▶ _What you have to do_:
Without including any pictures, write out all the entries exactly.

[Dataset items]
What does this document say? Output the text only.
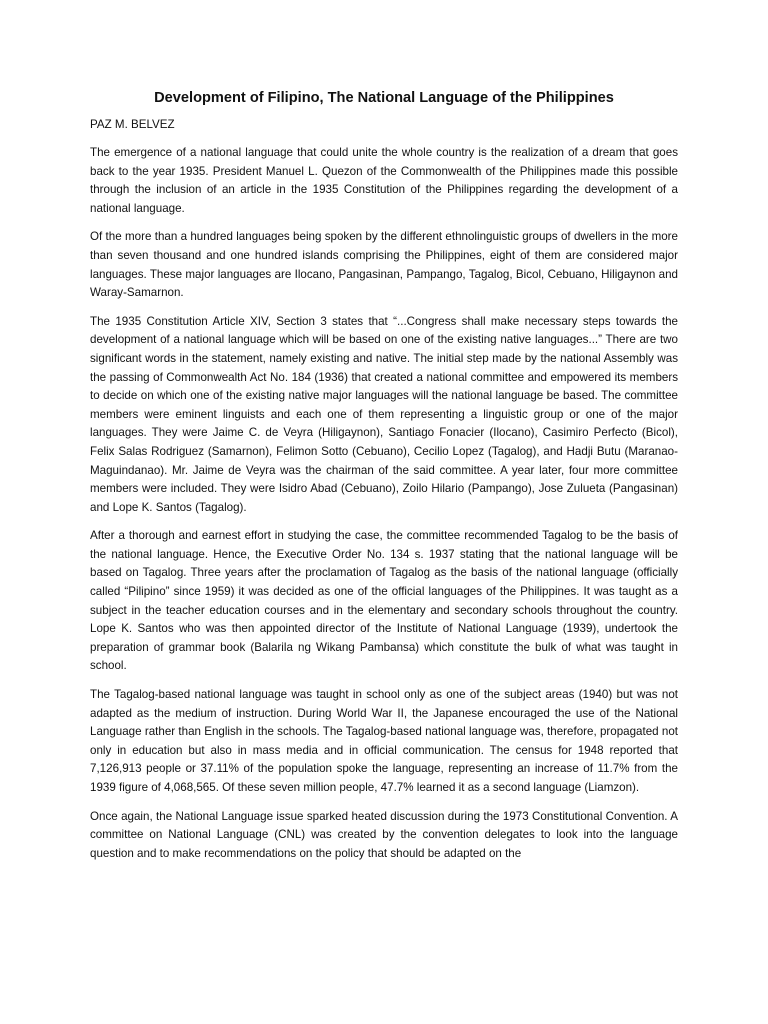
Development of Filipino, The National Language of the Philippines

PAZ M. BELVEZ

The emergence of a national language that could unite the whole country is the realization of a dream that goes back to the year 1935. President Manuel L. Quezon of the Commonwealth of the Philippines made this possible through the inclusion of an article in the 1935 Constitution of the Philippines regarding the development of a national language.

Of the more than a hundred languages being spoken by the different ethnolinguistic groups of dwellers in the more than seven thousand and one hundred islands comprising the Philippines, eight of them are considered major languages. These major languages are Ilocano, Pangasinan, Pampango, Tagalog, Bicol, Cebuano, Hiligaynon and Waray-Samarnon.

The 1935 Constitution Article XIV, Section 3 states that “...Congress shall make necessary steps towards the development of a national language which will be based on one of the existing native languages...” There are two significant words in the statement, namely existing and native. The initial step made by the national Assembly was the passing of Commonwealth Act No. 184 (1936) that created a national committee and empowered its members to decide on which one of the existing native major languages will the national language be based. The committee members were eminent linguists and each one of them representing a linguistic group or one of the major languages. They were Jaime C. de Veyra (Hiligaynon), Santiago Fonacier (Ilocano), Casimiro Perfecto (Bicol), Felix Salas Rodriguez (Samarnon), Felimon Sotto (Cebuano), Cecilio Lopez (Tagalog), and Hadji Butu (Maranao-Maguindanao). Mr. Jaime de Veyra was the chairman of the said committee. A year later, four more committee members were included. They were Isidro Abad (Cebuano), Zoilo Hilario (Pampango), Jose Zulueta (Pangasinan) and Lope K. Santos (Tagalog).

After a thorough and earnest effort in studying the case, the committee recommended Tagalog to be the basis of the national language. Hence, the Executive Order No. 134 s. 1937 stating that the national language will be based on Tagalog. Three years after the proclamation of Tagalog as the basis of the national language (officially called “Pilipino” since 1959) it was decided as one of the official languages of the Philippines. It was taught as a subject in the teacher education courses and in the elementary and secondary schools throughout the country. Lope K. Santos who was then appointed director of the Institute of National Language (1939), undertook the preparation of grammar book (Balarila ng Wikang Pambansa) which constitute the bulk of what was taught in school.

The Tagalog-based national language was taught in school only as one of the subject areas (1940) but was not adapted as the medium of instruction. During World War II, the Japanese encouraged the use of the National Language rather than English in the schools. The Tagalog-based national language was, therefore, propagated not only in education but also in mass media and in official communication. The census for 1948 reported that 7,126,913 people or 37.11% of the population spoke the language, representing an increase of 11.7% from the 1939 figure of 4,068,565. Of these seven million people, 47.7% learned it as a second language (Liamzon).

Once again, the National Language issue sparked heated discussion during the 1973 Constitutional Convention. A committee on National Language (CNL) was created by the convention delegates to look into the language question and to make recommendations on the policy that should be adapted on the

▶ _Output of the task_:
What does this document say? Output the text only.
Development of Filipino, The National Language of the Philippines

PAZ M. BELVEZ

The emergence of a national language that could unite the whole country is the realization of a dream that goes back to the year 1935. President Manuel L. Quezon of the Commonwealth of the Philippines made this possible through the inclusion of an article in the 1935 Constitution of the Philippines regarding the development of a national language.

Of the more than a hundred languages being spoken by the different ethnolinguistic groups of dwellers in the more than seven thousand and one hundred islands comprising the Philippines, eight of them are considered major languages. These major languages are Ilocano, Pangasinan, Pampango, Tagalog, Bicol, Cebuano, Hiligaynon and Waray-Samarnon.

The 1935 Constitution Article XIV, Section 3 states that “...Congress shall make necessary steps towards the development of a national language which will be based on one of the existing native languages...” There are two significant words in the statement, namely existing and native. The initial step made by the national Assembly was the passing of Commonwealth Act No. 184 (1936) that created a national committee and empowered its members to decide on which one of the existing native major languages will the national language be based. The committee members were eminent linguists and each one of them representing a linguistic group or one of the major languages. They were Jaime C. de Veyra (Hiligaynon), Santiago Fonacier (Ilocano), Casimiro Perfecto (Bicol), Felix Salas Rodriguez (Samarnon), Felimon Sotto (Cebuano), Cecilio Lopez (Tagalog), and Hadji Butu (Maranao-Maguindanao). Mr. Jaime de Veyra was the chairman of the said committee. A year later, four more committee members were included. They were Isidro Abad (Cebuano), Zoilo Hilario (Pampango), Jose Zulueta (Pangasinan) and Lope K. Santos (Tagalog).

After a thorough and earnest effort in studying the case, the committee recommended Tagalog to be the basis of the national language. Hence, the Executive Order No. 134 s. 1937 stating that the national language will be based on Tagalog. Three years after the proclamation of Tagalog as the basis of the national language (officially called “Pilipino” since 1959) it was decided as one of the official languages of the Philippines. It was taught as a subject in the teacher education courses and in the elementary and secondary schools throughout the country. Lope K. Santos who was then appointed director of the Institute of National Language (1939), undertook the preparation of grammar book (Balarila ng Wikang Pambansa) which constitute the bulk of what was taught in school.

The Tagalog-based national language was taught in school only as one of the subject areas (1940) but was not adapted as the medium of instruction. During World War II, the Japanese encouraged the use of the National Language rather than English in the schools. The Tagalog-based national language was, therefore, propagated not only in education but also in mass media and in official communication. The census for 1948 reported that 7,126,913 people or 37.11% of the population spoke the language, representing an increase of 11.7% from the 1939 figure of 4,068,565. Of these seven million people, 47.7% learned it as a second language (Liamzon).

Once again, the National Language issue sparked heated discussion during the 1973 Constitutional Convention. A committee on National Language (CNL) was created by the convention delegates to look into the language question and to make recommendations on the policy that should be adapted on the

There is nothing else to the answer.